• **The request**:
Set each entry down verbatim, omitting images.

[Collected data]
※ ※ ※

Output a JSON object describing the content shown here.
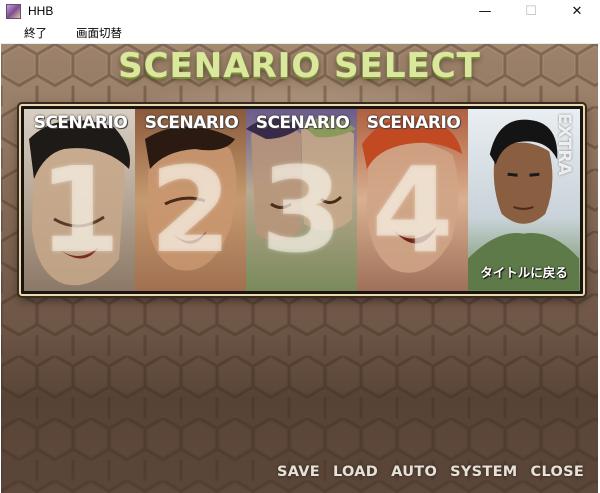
{
  "window": {
    "title": "HHB",
    "minimize_glyph": "—",
    "maximize_glyph": "☐",
    "close_glyph": "✕"
  },
  "menu": {
    "items": [
      "終了",
      "画面切替"
    ]
  },
  "game": {
    "screen_title": "SCENARIO SELECT",
    "scenarios": [
      {
        "label": "SCENARIO",
        "number": "1"
      },
      {
        "label": "SCENARIO",
        "number": "2"
      },
      {
        "label": "SCENARIO",
        "number": "3"
      },
      {
        "label": "SCENARIO",
        "number": "4"
      }
    ],
    "extra": {
      "label": "EXTRA",
      "return_text": "タイトルに戻る"
    },
    "bottom_menu": [
      "SAVE",
      "LOAD",
      "AUTO",
      "SYSTEM",
      "CLOSE"
    ]
  },
  "colors": {
    "title_green": "#d9e89a",
    "panel_border": "#e8d9b0",
    "menu_text": "#e8e1d7"
  }
}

※ ※ ※

• **Reply**:
Output a JSON object describing the content shown here.
{
  "window": {
    "title": "HHB",
    "minimize_glyph": "—",
    "maximize_glyph": "☐",
    "close_glyph": "✕"
  },
  "menu": {
    "items": [
      "終了",
      "画面切替"
    ]
  },
  "game": {
    "screen_title": "SCENARIO SELECT",
    "scenarios": [
      {
        "label": "SCENARIO",
        "number": "1"
      },
      {
        "label": "SCENARIO",
        "number": "2"
      },
      {
        "label": "SCENARIO",
        "number": "3"
      },
      {
        "label": "SCENARIO",
        "number": "4"
      }
    ],
    "extra": {
      "label": "EXTRA",
      "return_text": "タイトルに戻る"
    },
    "bottom_menu": [
      "SAVE",
      "LOAD",
      "AUTO",
      "SYSTEM",
      "CLOSE"
    ]
  },
  "colors": {
    "title_green": "#d9e89a",
    "panel_border": "#e8d9b0",
    "menu_text": "#e8e1d7"
  }
}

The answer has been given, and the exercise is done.